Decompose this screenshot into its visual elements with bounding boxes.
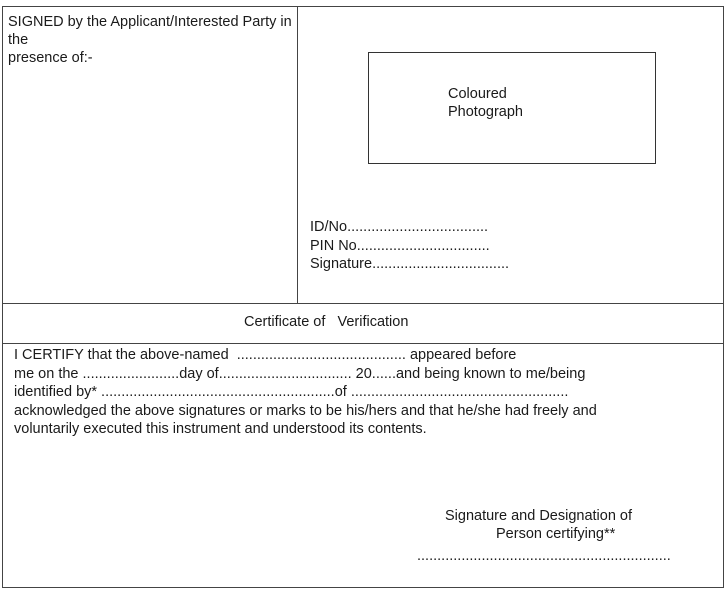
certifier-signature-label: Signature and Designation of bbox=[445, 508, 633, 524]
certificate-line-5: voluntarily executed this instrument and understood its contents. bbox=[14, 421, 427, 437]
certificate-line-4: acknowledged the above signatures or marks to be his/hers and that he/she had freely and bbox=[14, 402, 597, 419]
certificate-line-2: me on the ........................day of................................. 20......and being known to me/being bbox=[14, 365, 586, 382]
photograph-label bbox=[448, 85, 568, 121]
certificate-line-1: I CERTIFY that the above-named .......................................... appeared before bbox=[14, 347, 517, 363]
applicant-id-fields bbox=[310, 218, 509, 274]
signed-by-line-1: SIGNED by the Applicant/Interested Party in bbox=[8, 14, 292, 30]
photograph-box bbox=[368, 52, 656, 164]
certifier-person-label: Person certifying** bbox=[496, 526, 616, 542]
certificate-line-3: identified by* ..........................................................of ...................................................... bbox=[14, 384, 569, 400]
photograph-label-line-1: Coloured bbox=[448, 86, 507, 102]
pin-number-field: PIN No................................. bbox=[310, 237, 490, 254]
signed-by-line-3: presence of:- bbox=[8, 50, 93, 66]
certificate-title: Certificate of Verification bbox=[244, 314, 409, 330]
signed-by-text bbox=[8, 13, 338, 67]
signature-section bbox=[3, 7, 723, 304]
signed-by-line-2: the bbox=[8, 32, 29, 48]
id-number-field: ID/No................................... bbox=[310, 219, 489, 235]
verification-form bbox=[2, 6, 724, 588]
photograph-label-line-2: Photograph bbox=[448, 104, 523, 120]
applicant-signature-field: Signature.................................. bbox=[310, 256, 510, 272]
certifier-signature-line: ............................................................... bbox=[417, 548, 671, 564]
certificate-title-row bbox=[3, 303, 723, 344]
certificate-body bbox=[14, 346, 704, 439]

__What is being asked__
Work out how many lines in the items contain the string "signed", with case counting. Reply with the number alone.

__Correct response__
4